*TASK OBJECTIVE:* All of the records below must be output exactly, with no pictures carried over.

....

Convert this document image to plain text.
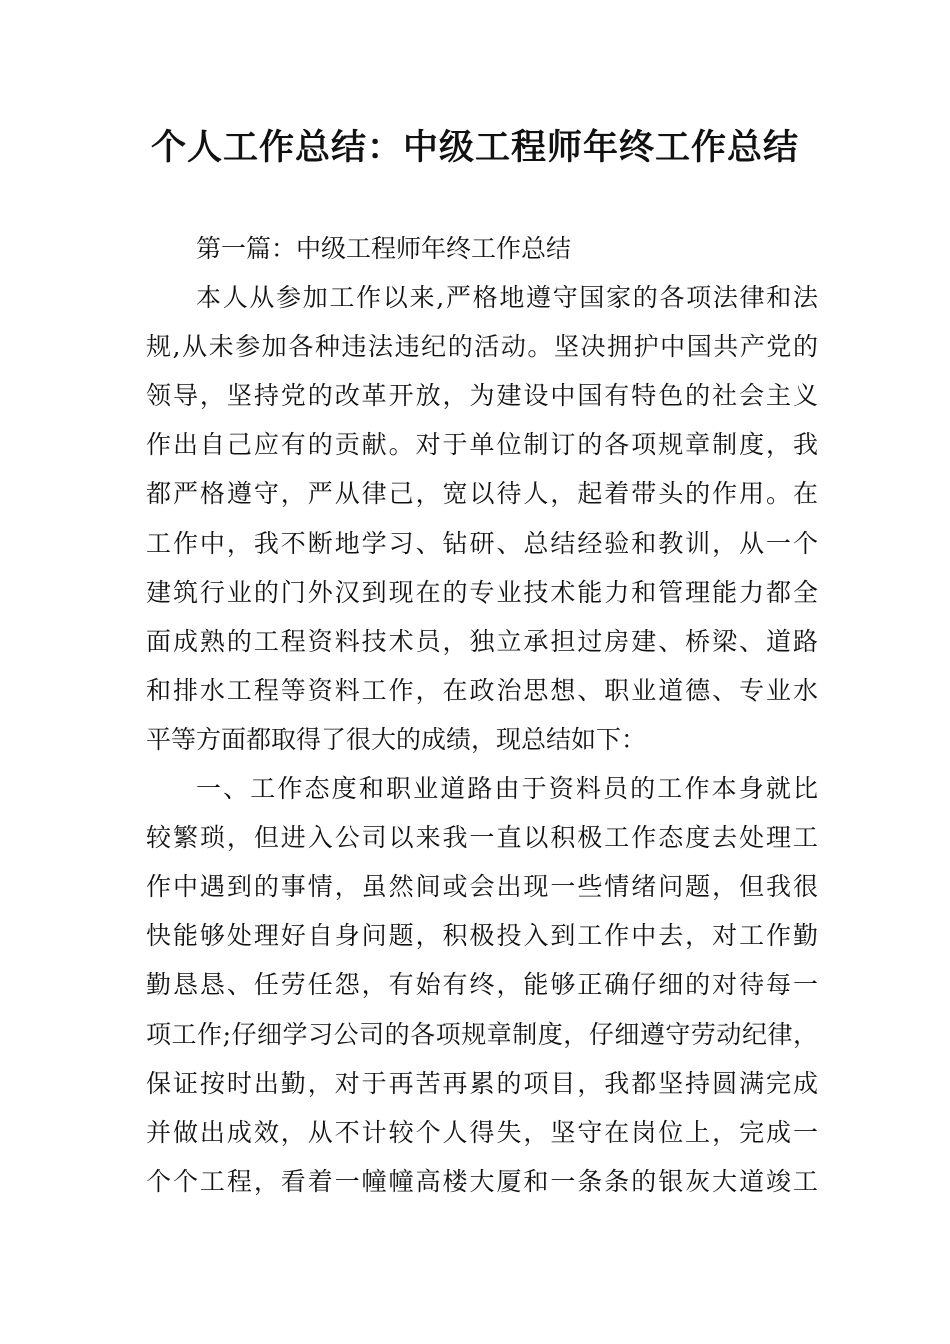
个人工作总结：中级工程师年终工作总结
第一篇：中级工程师年终工作总结
本人从参加工作以来,严格地遵守国家的各项法律和法
规,从未参加各种违法违纪的活动。坚决拥护中国共产党的
领导，坚持党的改革开放，为建设中国有特色的社会主义
作出自己应有的贡献。对于单位制订的各项规章制度，我
都严格遵守，严从律己，宽以待人，起着带头的作用。在
工作中，我不断地学习、钻研、总结经验和教训，从一个
建筑行业的门外汉到现在的专业技术能力和管理能力都全
面成熟的工程资料技术员，独立承担过房建、桥梁、道路
和排水工程等资料工作，在政治思想、职业道德、专业水
平等方面都取得了很大的成绩，现总结如下：
一、工作态度和职业道路由于资料员的工作本身就比
较繁琐，但进入公司以来我一直以积极工作态度去处理工
作中遇到的事情，虽然间或会出现一些情绪问题，但我很
快能够处理好自身问题，积极投入到工作中去，对工作勤
勤恳恳、任劳任怨，有始有终，能够正确仔细的对待每一
项工作;仔细学习公司的各项规章制度，仔细遵守劳动纪律，
保证按时出勤，对于再苦再累的项目，我都坚持圆满完成
并做出成效，从不计较个人得失，坚守在岗位上，完成一
个个工程，看着一幢幢高楼大厦和一条条的银灰大道竣工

....

*SOLUTION:*
Convert this document image to plain text.
个人工作总结：中级工程师年终工作总结
第一篇：中级工程师年终工作总结
本人从参加工作以来,严格地遵守国家的各项法律和法
规,从未参加各种违法违纪的活动。坚决拥护中国共产党的
领导，坚持党的改革开放，为建设中国有特色的社会主义
作出自己应有的贡献。对于单位制订的各项规章制度，我
都严格遵守，严从律己，宽以待人，起着带头的作用。在
工作中，我不断地学习、钻研、总结经验和教训，从一个
建筑行业的门外汉到现在的专业技术能力和管理能力都全
面成熟的工程资料技术员，独立承担过房建、桥梁、道路
和排水工程等资料工作，在政治思想、职业道德、专业水
平等方面都取得了很大的成绩，现总结如下：
一、工作态度和职业道路由于资料员的工作本身就比
较繁琐，但进入公司以来我一直以积极工作态度去处理工
作中遇到的事情，虽然间或会出现一些情绪问题，但我很
快能够处理好自身问题，积极投入到工作中去，对工作勤
勤恳恳、任劳任怨，有始有终，能够正确仔细的对待每一
项工作;仔细学习公司的各项规章制度，仔细遵守劳动纪律，
保证按时出勤，对于再苦再累的项目，我都坚持圆满完成
并做出成效，从不计较个人得失，坚守在岗位上，完成一
个个工程，看着一幢幢高楼大厦和一条条的银灰大道竣工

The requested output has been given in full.